[What the task asks] Gather every row below that contains the string "copyright", matching case exactly. List each such row as it appears.

(Element position data)
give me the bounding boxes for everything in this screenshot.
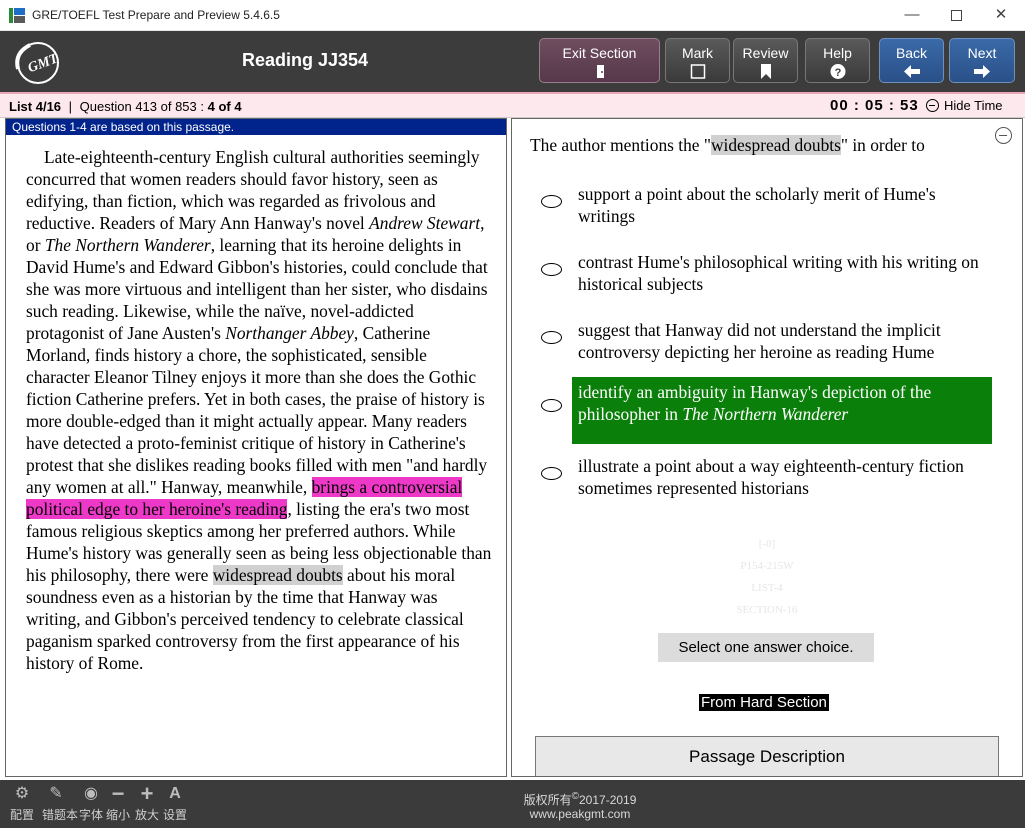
exit-section-label: Exit Section [562,45,637,61]
notebook-icon: ✎ [49,785,63,802]
hide-time-label: Hide Time [944,98,1003,113]
maximize-icon [950,9,962,21]
watermark-line: SECTION-16 [736,604,798,616]
settings-button[interactable]: A 设置 [161,784,189,823]
choice-text-selected[interactable]: identify an ambiguity in Hanway's depict… [572,377,992,444]
passage-italic: Northanger Abbey [225,323,354,343]
next-button[interactable]: Next [949,38,1015,83]
passage-panel[interactable]: Questions 1-4 are based on this passage.… [5,118,507,777]
arrow-left-icon [903,65,920,78]
choice-text-italic: The Northern Wanderer [682,404,849,424]
choice-text[interactable]: suggest that Hanway did not understand t… [572,319,992,363]
passage-text[interactable]: Late-eighteenth-century English cultural… [26,146,492,674]
radio-button[interactable] [541,331,562,344]
copyright-mark: © [571,791,579,802]
bookmark-icon [760,64,771,79]
question-number: Question 413 of 853 : [79,99,204,114]
watermark-line: [-0] [758,538,776,550]
passage-italic: Andrew Stewart [369,213,481,233]
radio-button[interactable] [541,399,562,412]
bottom-bar: ⚙ 配置 ✎ 错题本 ◉ 字体 − 缩小 + 放大 A 设置 版权所有©2017… [0,780,1025,828]
config-label: 配置 [9,808,34,822]
checkbox-icon [690,64,705,79]
gear-icon: ⚙ [14,785,30,802]
zoom-in-label: 放大 [134,808,159,822]
hide-time-button[interactable]: Hide Time [926,98,1003,113]
passage-header: Questions 1-4 are based on this passage. [6,119,506,135]
collapse-icon[interactable] [995,127,1012,144]
stem-text: " in order to [840,135,925,155]
back-button[interactable]: Back [879,38,944,83]
help-button[interactable]: Help ? [805,38,870,83]
window-titlebar: GRE/TOEFL Test Prepare and Preview 5.4.6… [0,0,1025,31]
error-book-label: 错题本 [42,808,79,822]
zoom-in-icon: + [140,781,154,806]
passage-description-button[interactable]: Passage Description [535,736,999,776]
answer-choice-3[interactable]: suggest that Hanway did not understand t… [538,315,998,381]
copyright-years: 2017-2019 [579,793,637,807]
font-icon: ◉ [84,785,98,802]
watermark-line: LIST-4 [751,582,783,594]
passage-segment: , Catherine Morland, finds history a cho… [26,323,488,497]
settings-icon: A [169,785,181,802]
settings-label: 设置 [162,808,187,822]
back-label: Back [895,45,928,61]
error-book-button[interactable]: ✎ 错题本 [42,784,79,823]
mark-label: Mark [681,45,714,61]
font-button[interactable]: ◉ 字体 [77,784,105,823]
hard-section-label: From Hard Section [699,694,829,711]
radio-button[interactable] [541,263,562,276]
svg-text:?: ? [834,67,841,79]
answer-choice-4[interactable]: identify an ambiguity in Hanway's depict… [538,373,998,444]
passage-italic: The Northern Wanderer [44,235,211,255]
answer-choice-5[interactable]: illustrate a point about a way eighteent… [538,451,998,517]
maximize-button[interactable] [941,4,971,26]
zoom-out-label: 缩小 [105,808,130,822]
status-bar: List 4/16 | Question 413 of 853 : 4 of 4… [0,92,1025,118]
watermark-line: P154-215W [740,560,794,572]
gmt-logo: GMT [15,42,62,84]
window-title: GRE/TOEFL Test Prepare and Preview 5.4.6… [32,8,280,22]
choice-text[interactable]: contrast Hume's philosophical writing wi… [572,251,992,295]
arrow-right-icon [974,65,990,78]
question-panel: The author mentions the "widespread doub… [511,118,1023,777]
font-label: 字体 [78,808,103,822]
radio-button[interactable] [541,195,562,208]
answer-choice-1[interactable]: support a point about the scholarly meri… [538,179,998,245]
app-icon [9,8,25,23]
close-button[interactable]: ✕ [986,4,1016,26]
next-label: Next [967,45,997,61]
door-icon [596,65,604,78]
choice-text[interactable]: illustrate a point about a way eighteent… [572,455,992,499]
minus-circle-icon [926,99,939,112]
help-label: Help [823,45,852,61]
exit-section-button[interactable]: Exit Section [539,38,660,83]
question-icon: ? [830,64,845,79]
instruction-label: Select one answer choice. [658,633,874,662]
review-button[interactable]: Review [733,38,798,83]
section-title: Reading JJ354 [241,50,369,70]
answer-choice-2[interactable]: contrast Hume's philosophical writing wi… [538,247,998,313]
stem-text: The author mentions the " [530,135,711,155]
timer: 00 : 05 : 53 [830,97,919,114]
toolbar: GMT Reading JJ354 Exit Section Mark Revi… [0,31,1025,92]
minimize-button[interactable]: — [897,4,927,26]
config-button[interactable]: ⚙ 配置 [8,784,36,823]
question-position: 4 of 4 [207,99,242,114]
review-label: Review [742,45,789,61]
passage-highlight-target: widespread doubts [212,565,343,585]
zoom-in-button[interactable]: + 放大 [133,781,161,823]
stem-highlight: widespread doubts [710,135,841,155]
website: www.peakgmt.com [529,807,631,821]
radio-button[interactable] [541,467,562,480]
choice-text[interactable]: support a point about the scholarly meri… [572,183,992,227]
list-position: List 4/16 [9,99,62,114]
zoom-out-icon: − [111,781,125,806]
copyright: 版权所有©2017-2019 www.peakgmt.com [480,790,680,821]
question-stem: The author mentions the "widespread doub… [530,134,990,156]
zoom-out-button[interactable]: − 缩小 [104,781,132,823]
copyright-label: 版权所有 [523,793,572,807]
question-progress: List 4/16 | Question 413 of 853 : 4 of 4 [9,99,242,114]
mark-button[interactable]: Mark [665,38,730,83]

[Solution to this exercise]
copyright-mark: © [571,791,579,802]
copyright-years: 2017-2019 [579,793,637,807]
copyright: 版权所有©2017-2019 www.peakgmt.com [480,790,680,821]
copyright-label: 版权所有 [523,793,572,807]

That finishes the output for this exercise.